Dataset content
──────────

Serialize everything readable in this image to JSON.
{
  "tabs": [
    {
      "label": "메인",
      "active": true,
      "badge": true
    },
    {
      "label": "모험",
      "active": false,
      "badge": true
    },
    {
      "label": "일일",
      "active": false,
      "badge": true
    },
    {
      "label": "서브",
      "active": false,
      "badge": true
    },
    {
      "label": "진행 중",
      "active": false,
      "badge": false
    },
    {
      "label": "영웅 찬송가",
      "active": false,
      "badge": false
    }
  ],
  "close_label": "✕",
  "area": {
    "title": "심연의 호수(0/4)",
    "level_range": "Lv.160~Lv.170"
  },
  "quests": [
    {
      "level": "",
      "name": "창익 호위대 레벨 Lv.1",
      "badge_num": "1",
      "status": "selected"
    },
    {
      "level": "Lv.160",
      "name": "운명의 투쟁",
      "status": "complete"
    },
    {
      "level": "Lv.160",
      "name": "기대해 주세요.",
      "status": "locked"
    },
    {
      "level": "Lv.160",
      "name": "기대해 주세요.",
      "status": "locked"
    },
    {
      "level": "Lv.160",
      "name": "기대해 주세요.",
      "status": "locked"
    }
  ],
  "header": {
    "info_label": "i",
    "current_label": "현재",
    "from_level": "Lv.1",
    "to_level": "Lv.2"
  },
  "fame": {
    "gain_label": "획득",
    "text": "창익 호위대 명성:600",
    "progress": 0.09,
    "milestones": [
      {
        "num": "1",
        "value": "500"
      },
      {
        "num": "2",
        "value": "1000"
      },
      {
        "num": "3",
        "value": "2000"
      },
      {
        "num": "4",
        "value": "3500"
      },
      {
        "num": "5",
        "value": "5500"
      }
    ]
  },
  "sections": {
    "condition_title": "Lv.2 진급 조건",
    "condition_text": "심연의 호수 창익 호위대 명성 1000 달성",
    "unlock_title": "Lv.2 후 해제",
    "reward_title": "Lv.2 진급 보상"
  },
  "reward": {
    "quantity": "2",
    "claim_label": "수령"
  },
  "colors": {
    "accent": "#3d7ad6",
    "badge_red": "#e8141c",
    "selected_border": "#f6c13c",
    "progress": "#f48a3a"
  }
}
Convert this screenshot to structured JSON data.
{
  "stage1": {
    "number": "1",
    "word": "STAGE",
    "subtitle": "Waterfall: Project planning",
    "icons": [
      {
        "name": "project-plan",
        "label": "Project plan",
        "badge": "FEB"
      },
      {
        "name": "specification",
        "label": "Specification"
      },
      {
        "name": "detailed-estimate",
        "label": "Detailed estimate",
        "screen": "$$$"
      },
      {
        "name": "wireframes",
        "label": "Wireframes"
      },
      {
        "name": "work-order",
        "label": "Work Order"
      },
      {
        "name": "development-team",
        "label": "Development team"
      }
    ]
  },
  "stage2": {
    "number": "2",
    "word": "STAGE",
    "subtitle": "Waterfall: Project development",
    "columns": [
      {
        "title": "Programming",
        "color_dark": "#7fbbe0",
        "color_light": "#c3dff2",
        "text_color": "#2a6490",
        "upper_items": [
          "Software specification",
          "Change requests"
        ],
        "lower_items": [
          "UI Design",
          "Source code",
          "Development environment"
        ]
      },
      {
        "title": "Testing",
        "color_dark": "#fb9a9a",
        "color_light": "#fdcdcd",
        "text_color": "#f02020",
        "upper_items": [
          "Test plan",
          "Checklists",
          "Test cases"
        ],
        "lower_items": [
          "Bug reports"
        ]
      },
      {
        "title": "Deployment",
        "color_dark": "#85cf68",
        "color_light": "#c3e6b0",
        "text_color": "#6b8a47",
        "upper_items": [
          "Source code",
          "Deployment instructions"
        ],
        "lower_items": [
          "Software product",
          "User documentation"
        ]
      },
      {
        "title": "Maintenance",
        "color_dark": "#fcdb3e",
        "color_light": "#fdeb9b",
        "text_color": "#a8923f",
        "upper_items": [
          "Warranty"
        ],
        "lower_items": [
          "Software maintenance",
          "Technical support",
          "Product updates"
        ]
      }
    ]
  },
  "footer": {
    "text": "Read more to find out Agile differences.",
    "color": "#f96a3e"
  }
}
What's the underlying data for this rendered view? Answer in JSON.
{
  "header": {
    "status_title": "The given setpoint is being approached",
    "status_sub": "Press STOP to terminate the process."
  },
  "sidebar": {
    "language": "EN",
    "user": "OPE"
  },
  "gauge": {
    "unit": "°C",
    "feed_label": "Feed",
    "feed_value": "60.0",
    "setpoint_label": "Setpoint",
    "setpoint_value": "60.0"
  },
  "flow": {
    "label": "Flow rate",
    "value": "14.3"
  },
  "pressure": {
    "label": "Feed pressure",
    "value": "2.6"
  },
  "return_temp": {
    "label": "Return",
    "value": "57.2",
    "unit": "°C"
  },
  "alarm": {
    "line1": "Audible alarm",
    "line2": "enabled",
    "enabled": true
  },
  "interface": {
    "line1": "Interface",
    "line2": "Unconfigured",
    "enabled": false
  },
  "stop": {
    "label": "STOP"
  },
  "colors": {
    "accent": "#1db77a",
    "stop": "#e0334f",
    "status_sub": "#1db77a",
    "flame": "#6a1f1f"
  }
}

──────────

Instructions for the task
Transcribe all entries exactly as they are given.

Exercise response
Serialize everything readable in this image to JSON.
{
  "tabs": [
    {
      "label": "메인",
      "active": true,
      "badge": true
    },
    {
      "label": "모험",
      "active": false,
      "badge": true
    },
    {
      "label": "일일",
      "active": false,
      "badge": true
    },
    {
      "label": "서브",
      "active": false,
      "badge": true
    },
    {
      "label": "진행 중",
      "active": false,
      "badge": false
    },
    {
      "label": "영웅 찬송가",
      "active": false,
      "badge": false
    }
  ],
  "close_label": "✕",
  "area": {
    "title": "심연의 호수(0/4)",
    "level_range": "Lv.160~Lv.170"
  },
  "quests": [
    {
      "level": "",
      "name": "창익 호위대 레벨 Lv.1",
      "badge_num": "1",
      "status": "selected"
    },
    {
      "level": "Lv.160",
      "name": "운명의 투쟁",
      "status": "complete"
    },
    {
      "level": "Lv.160",
      "name": "기대해 주세요.",
      "status": "locked"
    },
    {
      "level": "Lv.160",
      "name": "기대해 주세요.",
      "status": "locked"
    },
    {
      "level": "Lv.160",
      "name": "기대해 주세요.",
      "status": "locked"
    }
  ],
  "header": {
    "info_label": "i",
    "current_label": "현재",
    "from_level": "Lv.1",
    "to_level": "Lv.2"
  },
  "fame": {
    "gain_label": "획득",
    "text": "창익 호위대 명성:600",
    "progress": 0.09,
    "milestones": [
      {
        "num": "1",
        "value": "500"
      },
      {
        "num": "2",
        "value": "1000"
      },
      {
        "num": "3",
        "value": "2000"
      },
      {
        "num": "4",
        "value": "3500"
      },
      {
        "num": "5",
        "value": "5500"
      }
    ]
  },
  "sections": {
    "condition_title": "Lv.2 진급 조건",
    "condition_text": "심연의 호수 창익 호위대 명성 1000 달성",
    "unlock_title": "Lv.2 후 해제",
    "reward_title": "Lv.2 진급 보상"
  },
  "reward": {
    "quantity": "2",
    "claim_label": "수령"
  },
  "colors": {
    "accent": "#3d7ad6",
    "badge_red": "#e8141c",
    "selected_border": "#f6c13c",
    "progress": "#f48a3a"
  }
}
Convert this screenshot to structured JSON data.
{
  "stage1": {
    "number": "1",
    "word": "STAGE",
    "subtitle": "Waterfall: Project planning",
    "icons": [
      {
        "name": "project-plan",
        "label": "Project plan",
        "badge": "FEB"
      },
      {
        "name": "specification",
        "label": "Specification"
      },
      {
        "name": "detailed-estimate",
        "label": "Detailed estimate",
        "screen": "$$$"
      },
      {
        "name": "wireframes",
        "label": "Wireframes"
      },
      {
        "name": "work-order",
        "label": "Work Order"
      },
      {
        "name": "development-team",
        "label": "Development team"
      }
    ]
  },
  "stage2": {
    "number": "2",
    "word": "STAGE",
    "subtitle": "Waterfall: Project development",
    "columns": [
      {
        "title": "Programming",
        "color_dark": "#7fbbe0",
        "color_light": "#c3dff2",
        "text_color": "#2a6490",
        "upper_items": [
          "Software specification",
          "Change requests"
        ],
        "lower_items": [
          "UI Design",
          "Source code",
          "Development environment"
        ]
      },
      {
        "title": "Testing",
        "color_dark": "#fb9a9a",
        "color_light": "#fdcdcd",
        "text_color": "#f02020",
        "upper_items": [
          "Test plan",
          "Checklists",
          "Test cases"
        ],
        "lower_items": [
          "Bug reports"
        ]
      },
      {
        "title": "Deployment",
        "color_dark": "#85cf68",
        "color_light": "#c3e6b0",
        "text_color": "#6b8a47",
        "upper_items": [
          "Source code",
          "Deployment instructions"
        ],
        "lower_items": [
          "Software product",
          "User documentation"
        ]
      },
      {
        "title": "Maintenance",
        "color_dark": "#fcdb3e",
        "color_light": "#fdeb9b",
        "text_color": "#a8923f",
        "upper_items": [
          "Warranty"
        ],
        "lower_items": [
          "Software maintenance",
          "Technical support",
          "Product updates"
        ]
      }
    ]
  },
  "footer": {
    "text": "Read more to find out Agile differences.",
    "color": "#f96a3e"
  }
}
What's the underlying data for this rendered view? Answer in JSON.
{
  "header": {
    "status_title": "The given setpoint is being approached",
    "status_sub": "Press STOP to terminate the process."
  },
  "sidebar": {
    "language": "EN",
    "user": "OPE"
  },
  "gauge": {
    "unit": "°C",
    "feed_label": "Feed",
    "feed_value": "60.0",
    "setpoint_label": "Setpoint",
    "setpoint_value": "60.0"
  },
  "flow": {
    "label": "Flow rate",
    "value": "14.3"
  },
  "pressure": {
    "label": "Feed pressure",
    "value": "2.6"
  },
  "return_temp": {
    "label": "Return",
    "value": "57.2",
    "unit": "°C"
  },
  "alarm": {
    "line1": "Audible alarm",
    "line2": "enabled",
    "enabled": true
  },
  "interface": {
    "line1": "Interface",
    "line2": "Unconfigured",
    "enabled": false
  },
  "stop": {
    "label": "STOP"
  },
  "colors": {
    "accent": "#1db77a",
    "stop": "#e0334f",
    "status_sub": "#1db77a",
    "flame": "#6a1f1f"
  }
}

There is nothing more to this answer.